■ The task ■
Answer with a single number: the count of lines that include the string "grid".
• • • • •
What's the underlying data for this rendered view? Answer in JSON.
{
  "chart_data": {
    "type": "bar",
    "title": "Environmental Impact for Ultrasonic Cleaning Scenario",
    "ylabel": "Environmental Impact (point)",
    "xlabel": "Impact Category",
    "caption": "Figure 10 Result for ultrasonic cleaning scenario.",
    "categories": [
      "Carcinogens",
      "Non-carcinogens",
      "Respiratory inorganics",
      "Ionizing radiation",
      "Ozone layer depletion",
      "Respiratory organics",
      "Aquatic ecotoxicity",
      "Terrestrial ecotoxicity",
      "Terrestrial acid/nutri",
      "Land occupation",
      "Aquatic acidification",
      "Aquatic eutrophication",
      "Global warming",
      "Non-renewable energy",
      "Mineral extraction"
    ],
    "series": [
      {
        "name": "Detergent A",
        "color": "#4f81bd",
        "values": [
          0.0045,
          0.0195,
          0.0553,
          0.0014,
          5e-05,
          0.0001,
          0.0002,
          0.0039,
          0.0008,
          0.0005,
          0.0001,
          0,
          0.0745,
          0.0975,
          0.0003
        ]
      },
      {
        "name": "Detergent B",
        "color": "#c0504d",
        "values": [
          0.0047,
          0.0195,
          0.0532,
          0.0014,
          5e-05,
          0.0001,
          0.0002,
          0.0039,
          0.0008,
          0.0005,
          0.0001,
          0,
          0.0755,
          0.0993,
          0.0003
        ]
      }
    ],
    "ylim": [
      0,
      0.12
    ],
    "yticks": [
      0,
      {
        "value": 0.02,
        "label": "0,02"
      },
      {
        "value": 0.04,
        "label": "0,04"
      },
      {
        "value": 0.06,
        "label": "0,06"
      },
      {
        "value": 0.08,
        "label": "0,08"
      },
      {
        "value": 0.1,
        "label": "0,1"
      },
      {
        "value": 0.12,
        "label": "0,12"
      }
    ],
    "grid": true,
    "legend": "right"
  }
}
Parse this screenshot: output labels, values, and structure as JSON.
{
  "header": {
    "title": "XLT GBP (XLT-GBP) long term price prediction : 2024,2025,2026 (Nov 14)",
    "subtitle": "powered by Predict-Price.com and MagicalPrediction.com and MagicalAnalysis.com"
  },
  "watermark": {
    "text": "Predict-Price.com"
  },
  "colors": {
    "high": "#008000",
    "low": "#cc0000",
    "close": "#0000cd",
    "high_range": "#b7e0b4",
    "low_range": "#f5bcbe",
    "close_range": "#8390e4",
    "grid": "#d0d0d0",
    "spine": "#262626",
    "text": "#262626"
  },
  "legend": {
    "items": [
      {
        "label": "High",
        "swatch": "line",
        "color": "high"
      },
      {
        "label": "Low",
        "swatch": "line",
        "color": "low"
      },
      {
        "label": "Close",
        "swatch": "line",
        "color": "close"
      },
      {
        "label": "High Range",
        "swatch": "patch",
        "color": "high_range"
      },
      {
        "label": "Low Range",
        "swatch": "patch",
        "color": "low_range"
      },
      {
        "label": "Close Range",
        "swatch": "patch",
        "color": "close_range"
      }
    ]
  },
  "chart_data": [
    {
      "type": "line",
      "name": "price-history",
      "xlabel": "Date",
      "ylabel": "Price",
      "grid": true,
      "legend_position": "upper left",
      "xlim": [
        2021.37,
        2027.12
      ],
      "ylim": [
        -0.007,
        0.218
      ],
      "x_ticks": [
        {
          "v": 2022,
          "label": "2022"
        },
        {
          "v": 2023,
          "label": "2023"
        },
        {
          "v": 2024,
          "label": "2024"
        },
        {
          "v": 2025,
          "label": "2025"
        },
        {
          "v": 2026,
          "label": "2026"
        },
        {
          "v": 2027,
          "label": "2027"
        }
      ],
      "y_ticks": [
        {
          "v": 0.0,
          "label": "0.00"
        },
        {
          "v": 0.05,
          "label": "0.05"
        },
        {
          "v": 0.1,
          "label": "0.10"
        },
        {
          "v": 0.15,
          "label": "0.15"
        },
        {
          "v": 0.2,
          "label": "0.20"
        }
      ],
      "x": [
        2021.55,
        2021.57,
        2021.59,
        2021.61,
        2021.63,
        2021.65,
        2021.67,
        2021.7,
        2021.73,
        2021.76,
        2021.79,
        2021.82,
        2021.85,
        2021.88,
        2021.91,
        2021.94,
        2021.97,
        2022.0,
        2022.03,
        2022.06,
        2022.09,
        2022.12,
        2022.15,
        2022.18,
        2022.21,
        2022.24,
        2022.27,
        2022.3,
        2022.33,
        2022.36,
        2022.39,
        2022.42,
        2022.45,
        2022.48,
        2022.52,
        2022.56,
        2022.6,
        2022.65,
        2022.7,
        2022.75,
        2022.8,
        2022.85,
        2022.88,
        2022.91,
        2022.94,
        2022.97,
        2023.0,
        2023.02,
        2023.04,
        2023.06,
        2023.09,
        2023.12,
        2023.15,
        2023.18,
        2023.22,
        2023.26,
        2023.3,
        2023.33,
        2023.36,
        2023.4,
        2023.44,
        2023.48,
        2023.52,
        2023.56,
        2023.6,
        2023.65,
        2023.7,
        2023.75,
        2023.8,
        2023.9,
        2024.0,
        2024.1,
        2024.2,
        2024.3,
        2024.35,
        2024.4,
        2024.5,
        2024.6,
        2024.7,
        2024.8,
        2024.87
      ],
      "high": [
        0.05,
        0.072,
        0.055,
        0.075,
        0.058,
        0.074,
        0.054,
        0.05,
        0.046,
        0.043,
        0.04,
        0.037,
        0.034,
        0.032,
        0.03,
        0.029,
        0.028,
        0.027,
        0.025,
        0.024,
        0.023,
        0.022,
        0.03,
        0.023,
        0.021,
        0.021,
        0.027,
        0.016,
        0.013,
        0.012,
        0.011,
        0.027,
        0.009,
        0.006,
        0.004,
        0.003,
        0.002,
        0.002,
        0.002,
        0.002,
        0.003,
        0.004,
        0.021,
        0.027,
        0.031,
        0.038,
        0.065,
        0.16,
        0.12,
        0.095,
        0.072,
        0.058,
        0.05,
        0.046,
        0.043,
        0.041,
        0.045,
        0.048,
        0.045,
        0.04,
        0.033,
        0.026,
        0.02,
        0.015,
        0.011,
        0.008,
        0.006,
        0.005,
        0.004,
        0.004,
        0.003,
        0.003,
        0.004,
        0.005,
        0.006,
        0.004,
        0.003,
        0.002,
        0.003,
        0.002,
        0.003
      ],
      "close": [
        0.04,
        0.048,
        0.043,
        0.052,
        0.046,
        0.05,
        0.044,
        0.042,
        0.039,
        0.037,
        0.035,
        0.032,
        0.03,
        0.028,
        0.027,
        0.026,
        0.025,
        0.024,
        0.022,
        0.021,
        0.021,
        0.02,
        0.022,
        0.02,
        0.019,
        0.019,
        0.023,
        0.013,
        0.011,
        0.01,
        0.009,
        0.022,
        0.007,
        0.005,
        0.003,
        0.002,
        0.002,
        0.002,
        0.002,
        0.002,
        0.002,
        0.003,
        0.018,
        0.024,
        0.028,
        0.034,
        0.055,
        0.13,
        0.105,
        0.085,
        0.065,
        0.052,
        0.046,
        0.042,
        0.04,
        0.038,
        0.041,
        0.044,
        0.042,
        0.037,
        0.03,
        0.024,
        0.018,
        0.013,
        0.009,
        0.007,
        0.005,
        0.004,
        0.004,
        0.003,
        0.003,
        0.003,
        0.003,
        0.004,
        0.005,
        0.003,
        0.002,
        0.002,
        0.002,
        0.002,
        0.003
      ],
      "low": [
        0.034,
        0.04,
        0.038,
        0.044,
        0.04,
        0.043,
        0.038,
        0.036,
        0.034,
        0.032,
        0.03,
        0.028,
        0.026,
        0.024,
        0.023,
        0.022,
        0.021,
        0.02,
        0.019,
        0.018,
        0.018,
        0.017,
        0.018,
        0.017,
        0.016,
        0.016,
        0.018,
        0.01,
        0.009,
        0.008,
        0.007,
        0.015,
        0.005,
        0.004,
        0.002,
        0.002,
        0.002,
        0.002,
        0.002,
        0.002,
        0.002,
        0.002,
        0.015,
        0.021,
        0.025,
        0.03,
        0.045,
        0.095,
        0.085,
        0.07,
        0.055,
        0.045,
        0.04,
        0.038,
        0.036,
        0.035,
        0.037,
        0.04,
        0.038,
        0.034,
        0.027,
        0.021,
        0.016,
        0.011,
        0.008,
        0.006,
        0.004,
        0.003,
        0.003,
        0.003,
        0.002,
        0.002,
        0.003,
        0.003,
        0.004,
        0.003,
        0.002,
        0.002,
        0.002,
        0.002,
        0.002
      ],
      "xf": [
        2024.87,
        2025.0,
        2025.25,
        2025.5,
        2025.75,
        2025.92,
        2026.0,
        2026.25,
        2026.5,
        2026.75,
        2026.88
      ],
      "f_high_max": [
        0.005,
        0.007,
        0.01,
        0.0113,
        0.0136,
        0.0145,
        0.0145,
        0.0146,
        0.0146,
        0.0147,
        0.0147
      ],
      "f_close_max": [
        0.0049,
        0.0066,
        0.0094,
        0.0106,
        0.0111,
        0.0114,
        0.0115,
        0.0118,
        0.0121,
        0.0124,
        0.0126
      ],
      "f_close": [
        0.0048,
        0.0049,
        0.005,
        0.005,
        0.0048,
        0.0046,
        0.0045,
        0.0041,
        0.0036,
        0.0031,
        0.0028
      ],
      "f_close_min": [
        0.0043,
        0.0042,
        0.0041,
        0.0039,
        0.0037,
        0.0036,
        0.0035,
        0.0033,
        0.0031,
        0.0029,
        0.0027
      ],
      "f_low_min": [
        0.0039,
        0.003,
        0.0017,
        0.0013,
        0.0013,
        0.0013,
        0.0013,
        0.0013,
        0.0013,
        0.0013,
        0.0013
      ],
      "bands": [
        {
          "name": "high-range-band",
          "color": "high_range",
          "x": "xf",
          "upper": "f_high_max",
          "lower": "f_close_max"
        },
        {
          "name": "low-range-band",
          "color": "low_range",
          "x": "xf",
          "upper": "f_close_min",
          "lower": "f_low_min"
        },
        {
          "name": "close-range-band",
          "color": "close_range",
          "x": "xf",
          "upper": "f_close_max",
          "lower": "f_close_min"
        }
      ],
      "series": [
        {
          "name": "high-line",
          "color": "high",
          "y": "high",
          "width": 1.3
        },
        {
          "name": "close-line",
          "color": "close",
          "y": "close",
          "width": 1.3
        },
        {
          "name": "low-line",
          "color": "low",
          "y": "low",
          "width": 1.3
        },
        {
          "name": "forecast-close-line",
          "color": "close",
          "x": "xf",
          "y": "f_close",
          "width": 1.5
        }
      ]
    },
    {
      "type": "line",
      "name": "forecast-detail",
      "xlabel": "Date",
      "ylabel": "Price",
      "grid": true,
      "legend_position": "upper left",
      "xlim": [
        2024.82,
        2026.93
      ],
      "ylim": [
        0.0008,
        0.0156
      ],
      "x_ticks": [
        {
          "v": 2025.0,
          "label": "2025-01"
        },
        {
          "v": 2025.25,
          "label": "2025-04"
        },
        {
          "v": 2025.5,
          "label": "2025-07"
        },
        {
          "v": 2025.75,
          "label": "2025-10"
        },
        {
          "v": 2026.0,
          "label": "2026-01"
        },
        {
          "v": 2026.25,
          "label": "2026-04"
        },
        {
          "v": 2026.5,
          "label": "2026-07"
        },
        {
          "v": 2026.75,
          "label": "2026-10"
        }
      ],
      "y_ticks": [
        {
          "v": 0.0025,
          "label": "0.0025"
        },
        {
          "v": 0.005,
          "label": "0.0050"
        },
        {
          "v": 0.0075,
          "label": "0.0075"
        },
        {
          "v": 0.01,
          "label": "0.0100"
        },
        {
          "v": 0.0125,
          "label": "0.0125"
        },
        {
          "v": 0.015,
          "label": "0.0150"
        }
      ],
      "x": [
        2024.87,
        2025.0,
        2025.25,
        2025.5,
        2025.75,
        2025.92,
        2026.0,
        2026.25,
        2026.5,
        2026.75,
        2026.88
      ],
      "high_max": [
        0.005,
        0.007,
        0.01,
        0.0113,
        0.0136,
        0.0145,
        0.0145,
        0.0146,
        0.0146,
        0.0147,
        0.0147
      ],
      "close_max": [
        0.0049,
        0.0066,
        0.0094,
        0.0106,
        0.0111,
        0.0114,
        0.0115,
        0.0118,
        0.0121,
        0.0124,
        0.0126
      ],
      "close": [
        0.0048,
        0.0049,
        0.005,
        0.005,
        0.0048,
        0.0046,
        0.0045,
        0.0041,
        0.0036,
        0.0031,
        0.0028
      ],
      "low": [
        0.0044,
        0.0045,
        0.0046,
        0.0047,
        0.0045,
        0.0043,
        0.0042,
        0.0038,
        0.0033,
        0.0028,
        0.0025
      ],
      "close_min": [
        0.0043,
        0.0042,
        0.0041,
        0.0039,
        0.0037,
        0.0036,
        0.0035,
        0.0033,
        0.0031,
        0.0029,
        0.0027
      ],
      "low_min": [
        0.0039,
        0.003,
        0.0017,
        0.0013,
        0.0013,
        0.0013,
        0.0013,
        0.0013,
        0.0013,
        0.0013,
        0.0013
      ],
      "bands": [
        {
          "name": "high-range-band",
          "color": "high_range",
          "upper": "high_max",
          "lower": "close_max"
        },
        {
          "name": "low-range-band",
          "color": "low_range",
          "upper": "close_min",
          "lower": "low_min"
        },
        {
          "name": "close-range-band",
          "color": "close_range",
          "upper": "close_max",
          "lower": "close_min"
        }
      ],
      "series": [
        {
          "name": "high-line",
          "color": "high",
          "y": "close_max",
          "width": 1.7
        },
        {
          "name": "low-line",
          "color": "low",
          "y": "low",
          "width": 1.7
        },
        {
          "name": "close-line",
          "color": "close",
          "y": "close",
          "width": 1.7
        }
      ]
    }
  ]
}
• • • • •
■ Written solution ■
4